What this task involves:
Every line with the string "avril" should be gathered.

--- Start ---

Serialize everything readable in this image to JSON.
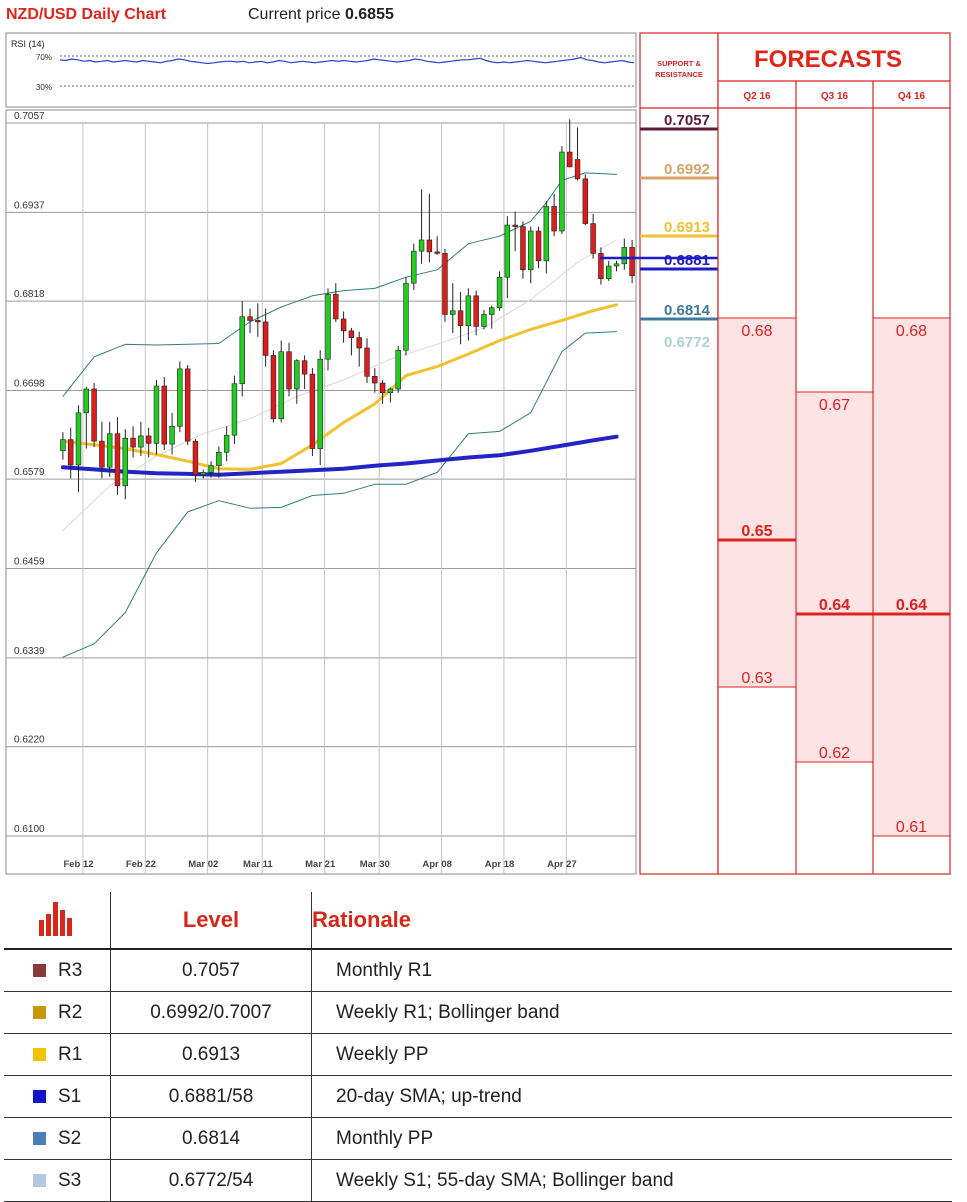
{
  "header": {
    "title": "NZD/USD Daily Chart",
    "price_label": "Current price",
    "price_value": "0.6855"
  },
  "rsi": {
    "label": "RSI (14)",
    "levels": [
      "70%",
      "30%"
    ],
    "values": [
      65,
      64,
      66,
      65,
      63,
      64,
      62,
      63,
      64,
      62,
      63,
      64,
      63,
      62,
      64,
      63,
      62,
      61,
      63,
      64,
      66,
      65,
      63,
      62,
      61,
      60,
      61,
      62,
      63,
      63,
      62,
      63,
      61,
      62,
      63,
      61,
      62,
      64,
      63,
      61,
      62,
      63,
      62,
      61,
      62,
      63,
      64,
      63,
      64,
      63,
      62,
      63,
      64,
      66,
      65,
      64,
      63,
      62,
      63,
      64,
      66,
      65,
      63,
      62,
      61,
      62,
      63,
      64,
      65,
      65,
      66,
      67,
      64,
      62,
      61,
      62,
      61,
      62,
      63,
      64,
      63,
      62,
      61,
      62,
      63,
      64,
      65,
      66,
      68,
      65,
      64,
      62,
      61,
      62,
      63,
      64,
      62,
      61
    ]
  },
  "support_resistance": {
    "heading": "SUPPORT & RESISTANCE",
    "levels": [
      {
        "value": "0.7057",
        "color": "#5c1b38"
      },
      {
        "value": "0.6992",
        "color": "#d4a46a"
      },
      {
        "value": "0.6913",
        "color": "#f2c12e"
      },
      {
        "value": "0.6881",
        "color": "#1b1bc8"
      },
      {
        "value": "0.6814",
        "color": "#3f7aa0"
      },
      {
        "value": "0.6772",
        "color": "#a9d4d2"
      }
    ]
  },
  "forecasts": {
    "title": "FORECASTS",
    "accent": "#e0251b",
    "columns": [
      {
        "label": "Q2 16",
        "high": "0.68",
        "mid": "0.65",
        "low": "0.63"
      },
      {
        "label": "Q3 16",
        "high": "0.67",
        "mid": "0.64",
        "low": "0.62"
      },
      {
        "label": "Q4 16",
        "high": "0.68",
        "mid": "0.64",
        "low": "0.61"
      }
    ]
  },
  "chart_data": {
    "type": "candlestick",
    "title": "NZD/USD Daily Chart",
    "y_ticks": [
      "0.7057",
      "0.6937",
      "0.6818",
      "0.6698",
      "0.6579",
      "0.6459",
      "0.6339",
      "0.6220",
      "0.6100"
    ],
    "x_ticks": [
      "Feb 12",
      "Feb 22",
      "Mar 02",
      "Mar 11",
      "Mar 21",
      "Mar 30",
      "Apr 08",
      "Apr 18",
      "Apr 27"
    ],
    "ylim": [
      0.61,
      0.7057
    ],
    "grid": true,
    "up_color": "#22cc22",
    "down_color": "#dd1c1c",
    "candles": [
      [
        0.6617,
        0.6642,
        0.6605,
        0.6632
      ],
      [
        0.6632,
        0.6648,
        0.658,
        0.6598
      ],
      [
        0.6598,
        0.6678,
        0.6562,
        0.6668
      ],
      [
        0.6668,
        0.6703,
        0.662,
        0.67
      ],
      [
        0.67,
        0.6708,
        0.6622,
        0.663
      ],
      [
        0.663,
        0.6656,
        0.658,
        0.6595
      ],
      [
        0.6595,
        0.6656,
        0.6582,
        0.664
      ],
      [
        0.664,
        0.6662,
        0.6558,
        0.657
      ],
      [
        0.657,
        0.6646,
        0.6552,
        0.6634
      ],
      [
        0.6634,
        0.665,
        0.6608,
        0.6622
      ],
      [
        0.6622,
        0.6656,
        0.661,
        0.6637
      ],
      [
        0.6637,
        0.6648,
        0.6608,
        0.6627
      ],
      [
        0.6627,
        0.6712,
        0.6612,
        0.6704
      ],
      [
        0.6704,
        0.6716,
        0.6618,
        0.6626
      ],
      [
        0.6626,
        0.6668,
        0.6612,
        0.665
      ],
      [
        0.665,
        0.6737,
        0.6642,
        0.6727
      ],
      [
        0.6727,
        0.6732,
        0.6625,
        0.663
      ],
      [
        0.663,
        0.6633,
        0.6575,
        0.6585
      ],
      [
        0.6585,
        0.6592,
        0.658,
        0.6588
      ],
      [
        0.6588,
        0.6603,
        0.6581,
        0.6597
      ],
      [
        0.6597,
        0.6623,
        0.6581,
        0.6615
      ],
      [
        0.6615,
        0.665,
        0.6603,
        0.6638
      ],
      [
        0.6638,
        0.6718,
        0.6626,
        0.6707
      ],
      [
        0.6707,
        0.6818,
        0.669,
        0.6797
      ],
      [
        0.6797,
        0.6808,
        0.6775,
        0.6792
      ],
      [
        0.6792,
        0.6815,
        0.677,
        0.679
      ],
      [
        0.679,
        0.6808,
        0.673,
        0.6745
      ],
      [
        0.6745,
        0.6752,
        0.6655,
        0.666
      ],
      [
        0.666,
        0.6765,
        0.6655,
        0.675
      ],
      [
        0.675,
        0.6762,
        0.669,
        0.67
      ],
      [
        0.67,
        0.674,
        0.668,
        0.6738
      ],
      [
        0.6738,
        0.6745,
        0.67,
        0.672
      ],
      [
        0.672,
        0.6728,
        0.661,
        0.662
      ],
      [
        0.662,
        0.6752,
        0.6598,
        0.674
      ],
      [
        0.674,
        0.6835,
        0.6725,
        0.6827
      ],
      [
        0.6827,
        0.6842,
        0.679,
        0.6794
      ],
      [
        0.6794,
        0.6804,
        0.6762,
        0.6778
      ],
      [
        0.6778,
        0.6782,
        0.6745,
        0.6769
      ],
      [
        0.6769,
        0.6777,
        0.673,
        0.6755
      ],
      [
        0.6755,
        0.6768,
        0.6708,
        0.6717
      ],
      [
        0.6717,
        0.6728,
        0.6695,
        0.6708
      ],
      [
        0.6708,
        0.6712,
        0.668,
        0.6695
      ],
      [
        0.6695,
        0.6702,
        0.6682,
        0.67
      ],
      [
        0.67,
        0.6758,
        0.6695,
        0.6752
      ],
      [
        0.6752,
        0.685,
        0.6745,
        0.6842
      ],
      [
        0.6842,
        0.6895,
        0.6833,
        0.6885
      ],
      [
        0.6885,
        0.6968,
        0.6868,
        0.69
      ],
      [
        0.69,
        0.6962,
        0.687,
        0.6884
      ],
      [
        0.6884,
        0.6905,
        0.688,
        0.6882
      ],
      [
        0.6882,
        0.6888,
        0.679,
        0.68
      ],
      [
        0.68,
        0.6842,
        0.6775,
        0.6805
      ],
      [
        0.6805,
        0.683,
        0.676,
        0.6785
      ],
      [
        0.6785,
        0.6835,
        0.6765,
        0.6825
      ],
      [
        0.6825,
        0.6832,
        0.6772,
        0.6784
      ],
      [
        0.6784,
        0.6806,
        0.678,
        0.68
      ],
      [
        0.68,
        0.6812,
        0.6781,
        0.6809
      ],
      [
        0.6809,
        0.6858,
        0.6805,
        0.685
      ],
      [
        0.685,
        0.6932,
        0.6822,
        0.692
      ],
      [
        0.692,
        0.6938,
        0.6885,
        0.6918
      ],
      [
        0.6918,
        0.6925,
        0.6848,
        0.686
      ],
      [
        0.686,
        0.6918,
        0.6842,
        0.6912
      ],
      [
        0.6912,
        0.6918,
        0.6862,
        0.6872
      ],
      [
        0.6872,
        0.6952,
        0.6855,
        0.6945
      ],
      [
        0.6945,
        0.6962,
        0.6905,
        0.6912
      ],
      [
        0.6912,
        0.7026,
        0.6908,
        0.7018
      ],
      [
        0.7018,
        0.7062,
        0.6998,
        0.6998
      ],
      [
        0.7008,
        0.7051,
        0.698,
        0.6982
      ],
      [
        0.6982,
        0.6988,
        0.692,
        0.6922
      ],
      [
        0.6922,
        0.6935,
        0.6875,
        0.6882
      ],
      [
        0.6882,
        0.689,
        0.684,
        0.6848
      ],
      [
        0.6848,
        0.6872,
        0.6845,
        0.6865
      ],
      [
        0.6865,
        0.6872,
        0.6858,
        0.6868
      ],
      [
        0.6868,
        0.6902,
        0.686,
        0.689
      ],
      [
        0.689,
        0.69,
        0.6842,
        0.6852
      ]
    ],
    "indicators": [
      {
        "name": "bb-upper",
        "color": "#2e7d7d",
        "width": 1,
        "x": [
          0,
          4,
          8,
          12,
          16,
          20,
          24,
          28,
          32,
          36,
          40,
          44,
          48,
          52,
          56,
          60,
          62,
          64,
          67,
          71
        ],
        "y": [
          0.669,
          0.6743,
          0.676,
          0.6759,
          0.676,
          0.6761,
          0.679,
          0.681,
          0.6825,
          0.6832,
          0.6835,
          0.685,
          0.686,
          0.6895,
          0.6905,
          0.6925,
          0.695,
          0.698,
          0.699,
          0.6988
        ]
      },
      {
        "name": "bb-lower",
        "color": "#2e7d7d",
        "width": 1,
        "x": [
          0,
          4,
          8,
          12,
          16,
          20,
          24,
          28,
          32,
          36,
          40,
          44,
          48,
          52,
          56,
          60,
          64,
          67,
          71
        ],
        "y": [
          0.634,
          0.6358,
          0.64,
          0.648,
          0.6535,
          0.655,
          0.654,
          0.6541,
          0.6557,
          0.656,
          0.6572,
          0.6572,
          0.6588,
          0.664,
          0.6643,
          0.6668,
          0.675,
          0.6775,
          0.6777
        ]
      },
      {
        "name": "sma-20",
        "color": "#d8d8d8",
        "width": 1,
        "x": [
          0,
          6,
          12,
          18,
          24,
          30,
          36,
          42,
          48,
          54,
          60,
          66,
          71
        ],
        "y": [
          0.651,
          0.657,
          0.661,
          0.664,
          0.666,
          0.669,
          0.6712,
          0.674,
          0.676,
          0.6782,
          0.682,
          0.687,
          0.69
        ]
      },
      {
        "name": "sma-55",
        "color": "#f2c12e",
        "width": 3,
        "x": [
          0,
          4,
          8,
          12,
          16,
          20,
          24,
          28,
          32,
          36,
          40,
          44,
          48,
          52,
          56,
          60,
          64,
          68,
          71
        ],
        "y": [
          0.663,
          0.6625,
          0.662,
          0.6612,
          0.6603,
          0.6593,
          0.6592,
          0.66,
          0.6625,
          0.6655,
          0.668,
          0.6718,
          0.673,
          0.6747,
          0.6765,
          0.678,
          0.6792,
          0.6805,
          0.6813
        ]
      },
      {
        "name": "sma-200",
        "color": "#2424c4",
        "width": 4,
        "x": [
          0,
          4,
          8,
          12,
          16,
          20,
          24,
          28,
          32,
          36,
          40,
          44,
          48,
          52,
          56,
          60,
          64,
          68,
          71
        ],
        "y": [
          0.6595,
          0.6592,
          0.6589,
          0.6587,
          0.6586,
          0.6585,
          0.6587,
          0.6589,
          0.6591,
          0.6593,
          0.6597,
          0.66,
          0.6604,
          0.6608,
          0.6611,
          0.6617,
          0.6624,
          0.6631,
          0.6636
        ]
      }
    ]
  },
  "table": {
    "headers": {
      "level": "Level",
      "rationale": "Rationale"
    },
    "rows": [
      {
        "name": "R3",
        "level": "0.7057",
        "rationale": "Monthly R1",
        "color": "#8b3a3a"
      },
      {
        "name": "R2",
        "level": "0.6992/0.7007",
        "rationale": "Weekly R1; Bollinger band",
        "color": "#c8960c"
      },
      {
        "name": "R1",
        "level": "0.6913",
        "rationale": "Weekly PP",
        "color": "#f2c200"
      },
      {
        "name": "S1",
        "level": "0.6881/58",
        "rationale": "20-day SMA; up-trend",
        "color": "#1414c8"
      },
      {
        "name": "S2",
        "level": "0.6814",
        "rationale": "Monthly PP",
        "color": "#4a7fb5"
      },
      {
        "name": "S3",
        "level": "0.6772/54",
        "rationale": "Weekly S1; 55-day SMA; Bollinger band",
        "color": "#b4c8e4"
      }
    ]
  }
}
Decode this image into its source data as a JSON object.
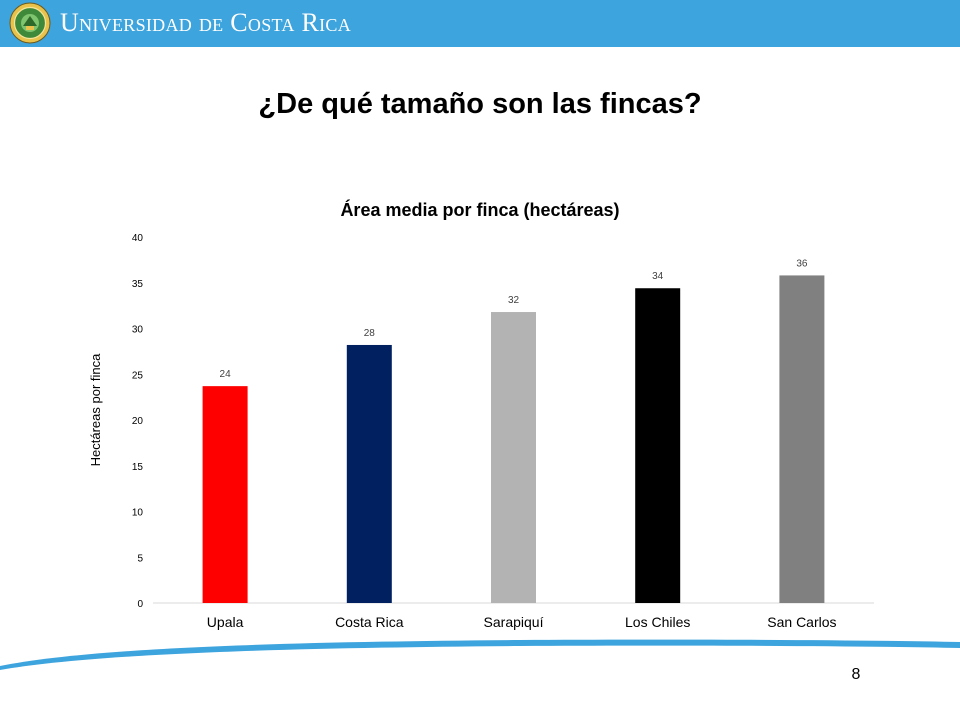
{
  "header": {
    "university_name": "Universidad de Costa Rica",
    "bar_color": "#3ea4dd",
    "logo_icon": "university-seal-icon"
  },
  "slide": {
    "title": "¿De qué tamaño son las fincas?",
    "page_number": "8"
  },
  "chart_data": {
    "type": "bar",
    "title": "Área media por finca (hectáreas)",
    "xlabel": "",
    "ylabel": "Hectáreas por finca",
    "categories": [
      "Upala",
      "Costa Rica",
      "Sarapiquí",
      "Los Chiles",
      "San Carlos"
    ],
    "values": [
      23.7,
      28.2,
      31.8,
      34.4,
      35.8
    ],
    "data_labels": [
      "24",
      "28",
      "32",
      "34",
      "36"
    ],
    "colors": [
      "#ff0000",
      "#002060",
      "#b3b3b3",
      "#000000",
      "#808080"
    ],
    "ylim": [
      0,
      40
    ],
    "yticks": [
      "0",
      "5",
      "10",
      "15",
      "20",
      "25",
      "30",
      "35",
      "40"
    ],
    "grid": false,
    "legend": "none"
  }
}
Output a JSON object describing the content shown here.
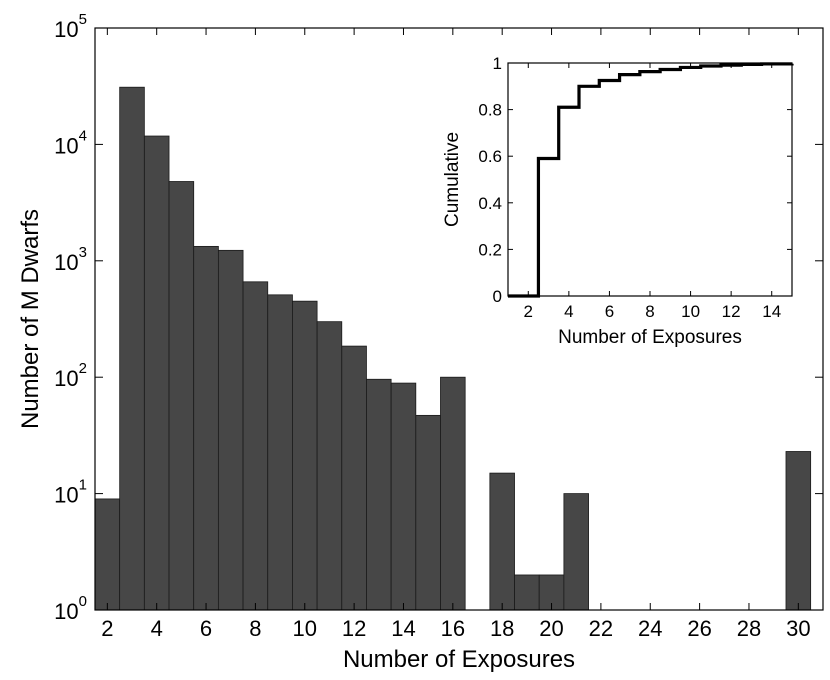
{
  "chart_data": [
    {
      "type": "bar",
      "xlabel": "Number of Exposures",
      "ylabel": "Number of M Dwarfs",
      "yscale": "log",
      "ylim": [
        1,
        100000
      ],
      "xlim": [
        1.5,
        31
      ],
      "bar_color": "#474747",
      "x_ticks": [
        2,
        4,
        6,
        8,
        10,
        12,
        14,
        16,
        18,
        20,
        22,
        24,
        26,
        28,
        30
      ],
      "y_ticks": [
        {
          "value": 1,
          "base": "10",
          "exp": "0"
        },
        {
          "value": 10,
          "base": "10",
          "exp": "1"
        },
        {
          "value": 100,
          "base": "10",
          "exp": "2"
        },
        {
          "value": 1000,
          "base": "10",
          "exp": "3"
        },
        {
          "value": 10000,
          "base": "10",
          "exp": "4"
        },
        {
          "value": 100000,
          "base": "10",
          "exp": "5"
        }
      ],
      "x": [
        2,
        3,
        4,
        5,
        6,
        7,
        8,
        9,
        10,
        11,
        12,
        13,
        14,
        15,
        16,
        18,
        19,
        20,
        21,
        30
      ],
      "values": [
        9,
        31000,
        11800,
        4800,
        1330,
        1230,
        660,
        510,
        450,
        300,
        185,
        96,
        89,
        47,
        100,
        15,
        2,
        2,
        10,
        23
      ]
    },
    {
      "type": "line",
      "step": true,
      "xlabel": "Number of Exposures",
      "ylabel": "Cumulative",
      "xlim": [
        1,
        15
      ],
      "ylim": [
        0,
        1
      ],
      "line_color": "#000000",
      "x_ticks": [
        2,
        4,
        6,
        8,
        10,
        12,
        14
      ],
      "y_ticks": [
        "0",
        "0.2",
        "0.4",
        "0.6",
        "0.8",
        "1"
      ],
      "x": [
        1,
        2.5,
        3.5,
        4.5,
        5.5,
        6.5,
        7.5,
        8.5,
        9.5,
        10.5,
        11.5,
        12.5,
        13.5,
        15
      ],
      "y": [
        0,
        0.59,
        0.81,
        0.9,
        0.925,
        0.95,
        0.963,
        0.972,
        0.981,
        0.987,
        0.991,
        0.994,
        0.996,
        0.997
      ]
    }
  ]
}
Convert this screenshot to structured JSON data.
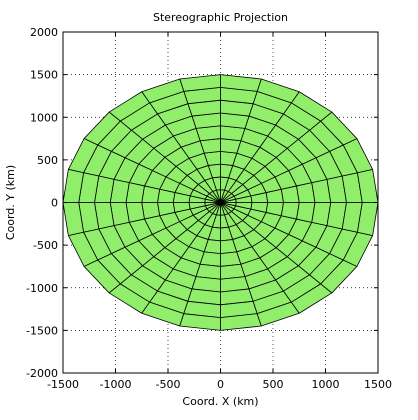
{
  "chart_data": {
    "type": "mesh",
    "title": "Stereographic Projection",
    "xlabel": "Coord. X (km)",
    "ylabel": "Coord.  Y (km)",
    "xlim": [
      -1500,
      1500
    ],
    "ylim": [
      -2000,
      2000
    ],
    "xticks": [
      -1500,
      -1000,
      -500,
      0,
      500,
      1000,
      1500
    ],
    "yticks": [
      -2000,
      -1500,
      -1000,
      -500,
      0,
      500,
      1000,
      1500,
      2000
    ],
    "grid": true,
    "face_color": "#90EE6A",
    "edge_color": "#000000",
    "mesh": {
      "center": [
        0,
        0
      ],
      "x_radius_km": 1500,
      "y_radius_km": 1500,
      "rings": 10,
      "spokes": 24
    }
  }
}
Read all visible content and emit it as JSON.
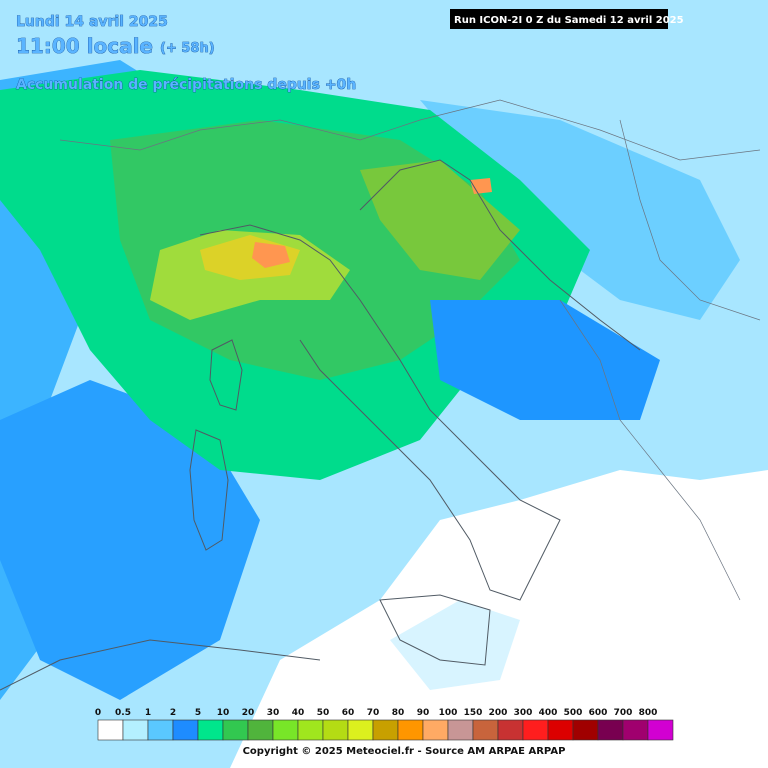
{
  "header": {
    "date": "Lundi 14 avril 2025",
    "time": "11:00 locale",
    "lead": "(+ 58h)",
    "product": "Accumulation de précipitations depuis +0h",
    "run": "Run ICON-2I 0 Z du Samedi 12 avril 2025"
  },
  "legend": {
    "labels": [
      0,
      0.5,
      1,
      2,
      5,
      10,
      20,
      30,
      40,
      50,
      60,
      70,
      80,
      90,
      100,
      150,
      200,
      300,
      400,
      500,
      600,
      700,
      800
    ],
    "colors": [
      "#ffffff",
      "#b4f0ff",
      "#5ac8ff",
      "#1e8cff",
      "#00e68c",
      "#32c850",
      "#50b43c",
      "#78e628",
      "#a0e61e",
      "#b4dc14",
      "#dcf01e",
      "#c8a000",
      "#ff9600",
      "#ffaa64",
      "#c89696",
      "#c8643c",
      "#c83232",
      "#ff1e1e",
      "#dc0000",
      "#a00000",
      "#780050",
      "#a0006e",
      "#d200d2"
    ]
  },
  "footer": "Copyright © 2025 Meteociel.fr - Source AM ARPAE ARPAP"
}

--- End ---

Task response:
    "date": "Lundi 14 avril 2025",
    "run": "Run ICON-2I 0 Z du Samedi 12 avril 2025"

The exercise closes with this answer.